* Set task *
Nothing but the lines from the one that contains "OCR this image." through the end of the listing should appear, set down exactly.

── Records shown ──

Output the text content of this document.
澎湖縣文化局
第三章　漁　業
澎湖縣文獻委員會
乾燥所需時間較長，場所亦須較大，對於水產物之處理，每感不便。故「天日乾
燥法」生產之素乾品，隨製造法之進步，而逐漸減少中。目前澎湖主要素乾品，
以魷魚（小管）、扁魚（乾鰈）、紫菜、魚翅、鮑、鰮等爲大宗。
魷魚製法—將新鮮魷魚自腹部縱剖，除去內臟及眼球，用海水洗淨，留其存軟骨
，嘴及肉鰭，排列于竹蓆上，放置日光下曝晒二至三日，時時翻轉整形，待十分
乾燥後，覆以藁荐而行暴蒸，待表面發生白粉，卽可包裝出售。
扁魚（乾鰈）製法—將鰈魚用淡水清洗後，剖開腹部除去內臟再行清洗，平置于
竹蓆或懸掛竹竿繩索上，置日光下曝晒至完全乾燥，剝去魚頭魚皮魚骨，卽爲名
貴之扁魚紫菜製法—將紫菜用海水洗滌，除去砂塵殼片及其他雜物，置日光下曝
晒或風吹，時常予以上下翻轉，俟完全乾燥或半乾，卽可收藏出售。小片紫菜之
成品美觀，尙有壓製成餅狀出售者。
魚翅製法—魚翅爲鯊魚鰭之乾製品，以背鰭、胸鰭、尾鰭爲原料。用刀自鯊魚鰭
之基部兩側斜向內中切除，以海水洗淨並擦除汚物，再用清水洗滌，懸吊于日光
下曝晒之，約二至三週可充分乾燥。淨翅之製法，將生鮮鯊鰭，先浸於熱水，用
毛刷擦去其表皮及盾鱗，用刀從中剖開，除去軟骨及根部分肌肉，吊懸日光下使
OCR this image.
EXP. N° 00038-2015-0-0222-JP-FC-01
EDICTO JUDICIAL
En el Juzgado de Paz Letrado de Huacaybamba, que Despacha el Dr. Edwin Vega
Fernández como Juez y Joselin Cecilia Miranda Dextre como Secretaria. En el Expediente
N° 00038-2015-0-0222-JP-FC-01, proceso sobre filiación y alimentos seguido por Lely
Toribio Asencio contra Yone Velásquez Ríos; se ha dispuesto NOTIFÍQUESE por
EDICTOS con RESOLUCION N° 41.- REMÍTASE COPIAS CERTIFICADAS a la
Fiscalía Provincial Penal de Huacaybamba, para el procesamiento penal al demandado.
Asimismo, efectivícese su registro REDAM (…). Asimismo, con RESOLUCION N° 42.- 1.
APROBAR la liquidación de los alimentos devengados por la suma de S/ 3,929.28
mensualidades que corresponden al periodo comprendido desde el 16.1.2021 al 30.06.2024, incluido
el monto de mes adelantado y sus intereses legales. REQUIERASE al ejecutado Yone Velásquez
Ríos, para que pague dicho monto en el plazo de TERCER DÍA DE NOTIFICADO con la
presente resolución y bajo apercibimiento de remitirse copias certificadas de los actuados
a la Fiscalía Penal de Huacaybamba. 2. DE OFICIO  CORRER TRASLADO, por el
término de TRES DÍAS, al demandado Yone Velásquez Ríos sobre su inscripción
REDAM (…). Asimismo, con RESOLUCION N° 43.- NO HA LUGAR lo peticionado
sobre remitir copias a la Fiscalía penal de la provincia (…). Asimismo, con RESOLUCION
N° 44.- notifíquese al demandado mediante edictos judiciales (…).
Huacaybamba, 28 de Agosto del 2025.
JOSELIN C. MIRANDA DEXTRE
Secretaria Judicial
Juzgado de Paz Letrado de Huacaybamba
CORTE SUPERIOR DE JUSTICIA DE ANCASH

───

* Problem solution *
OCR this image.
EXP. N° 00038-2015-0-0222-JP-FC-01
EDICTO JUDICIAL
En el Juzgado de Paz Letrado de Huacaybamba, que Despacha el Dr. Edwin Vega
Fernández como Juez y Joselin Cecilia Miranda Dextre como Secretaria. En el Expediente
N° 00038-2015-0-0222-JP-FC-01, proceso sobre filiación y alimentos seguido por Lely
Toribio Asencio contra Yone Velásquez Ríos; se ha dispuesto NOTIFÍQUESE por
EDICTOS con RESOLUCION N° 41.- REMÍTASE COPIAS CERTIFICADAS a la
Fiscalía Provincial Penal de Huacaybamba, para el procesamiento penal al demandado.
Asimismo, efectivícese su registro REDAM (…). Asimismo, con RESOLUCION N° 42.- 1.
APROBAR la liquidación de los alimentos devengados por la suma de S/ 3,929.28
mensualidades que corresponden al periodo comprendido desde el 16.1.2021 al 30.06.2024, incluido
el monto de mes adelantado y sus intereses legales. REQUIERASE al ejecutado Yone Velásquez
Ríos, para que pague dicho monto en el plazo de TERCER DÍA DE NOTIFICADO con la
presente resolución y bajo apercibimiento de remitirse copias certificadas de los actuados
a la Fiscalía Penal de Huacaybamba. 2. DE OFICIO  CORRER TRASLADO, por el
término de TRES DÍAS, al demandado Yone Velásquez Ríos sobre su inscripción
REDAM (…). Asimismo, con RESOLUCION N° 43.- NO HA LUGAR lo peticionado
sobre remitir copias a la Fiscalía penal de la provincia (…). Asimismo, con RESOLUCION
N° 44.- notifíquese al demandado mediante edictos judiciales (…).
Huacaybamba, 28 de Agosto del 2025.
JOSELIN C. MIRANDA DEXTRE
Secretaria Judicial
Juzgado de Paz Letrado de Huacaybamba
CORTE SUPERIOR DE JUSTICIA DE ANCASH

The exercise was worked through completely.